■ Problem statement ■
Copy the material below line for line, without changing a single character.

■ Dataset records ■
________________________

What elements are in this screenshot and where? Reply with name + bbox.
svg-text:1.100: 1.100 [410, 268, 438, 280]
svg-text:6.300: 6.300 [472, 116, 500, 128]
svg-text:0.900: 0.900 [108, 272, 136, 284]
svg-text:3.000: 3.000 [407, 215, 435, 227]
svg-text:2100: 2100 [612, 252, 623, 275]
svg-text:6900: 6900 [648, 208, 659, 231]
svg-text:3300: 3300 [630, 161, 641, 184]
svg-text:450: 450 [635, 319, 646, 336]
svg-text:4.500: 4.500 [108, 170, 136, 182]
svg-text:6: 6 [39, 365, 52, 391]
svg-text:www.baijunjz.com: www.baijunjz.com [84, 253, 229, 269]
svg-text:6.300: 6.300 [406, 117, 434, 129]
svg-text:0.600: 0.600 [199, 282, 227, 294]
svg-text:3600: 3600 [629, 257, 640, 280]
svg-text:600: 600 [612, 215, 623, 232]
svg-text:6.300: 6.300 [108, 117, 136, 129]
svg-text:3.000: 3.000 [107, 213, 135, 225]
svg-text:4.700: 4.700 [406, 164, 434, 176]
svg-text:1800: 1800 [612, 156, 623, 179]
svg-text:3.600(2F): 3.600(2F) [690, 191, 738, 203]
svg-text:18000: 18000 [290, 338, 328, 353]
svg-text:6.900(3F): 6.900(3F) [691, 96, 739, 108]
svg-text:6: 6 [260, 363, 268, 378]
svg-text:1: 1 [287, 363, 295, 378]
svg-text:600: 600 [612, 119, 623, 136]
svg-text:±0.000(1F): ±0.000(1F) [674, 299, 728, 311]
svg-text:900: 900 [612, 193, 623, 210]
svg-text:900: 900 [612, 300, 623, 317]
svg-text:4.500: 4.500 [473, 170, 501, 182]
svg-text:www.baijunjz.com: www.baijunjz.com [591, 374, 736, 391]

________________________

■ The response ■
What elements are in this screenshot and where? Reply with name + bbox.
svg-text:1.100: 1.100 [410, 268, 438, 280]
svg-text:6.300: 6.300 [472, 116, 500, 128]
svg-text:0.900: 0.900 [108, 272, 136, 284]
svg-text:3.000: 3.000 [407, 215, 435, 227]
svg-text:2100: 2100 [612, 252, 623, 275]
svg-text:6900: 6900 [648, 208, 659, 231]
svg-text:3300: 3300 [630, 161, 641, 184]
svg-text:450: 450 [635, 319, 646, 336]
svg-text:4.500: 4.500 [108, 170, 136, 182]
svg-text:6: 6 [39, 365, 52, 391]
svg-text:www.baijunjz.com: www.baijunjz.com [84, 253, 229, 269]
svg-text:6.300: 6.300 [406, 117, 434, 129]
svg-text:0.600: 0.600 [199, 282, 227, 294]
svg-text:3600: 3600 [629, 257, 640, 280]
svg-text:600: 600 [612, 215, 623, 232]
svg-text:6.300: 6.300 [108, 117, 136, 129]
svg-text:3.000: 3.000 [107, 213, 135, 225]
svg-text:4.700: 4.700 [406, 164, 434, 176]
svg-text:1800: 1800 [612, 156, 623, 179]
svg-text:3.600(2F): 3.600(2F) [690, 191, 738, 203]
svg-text:18000: 18000 [290, 338, 328, 353]
svg-text:6.900(3F): 6.900(3F) [691, 96, 739, 108]
svg-text:6: 6 [260, 363, 268, 378]
svg-text:1: 1 [287, 363, 295, 378]
svg-text:600: 600 [612, 119, 623, 136]
svg-text:±0.000(1F): ±0.000(1F) [674, 299, 728, 311]
svg-text:900: 900 [612, 193, 623, 210]
svg-text:900: 900 [612, 300, 623, 317]
svg-text:4.500: 4.500 [473, 170, 501, 182]
svg-text:www.baijunjz.com: www.baijunjz.com [591, 374, 736, 391]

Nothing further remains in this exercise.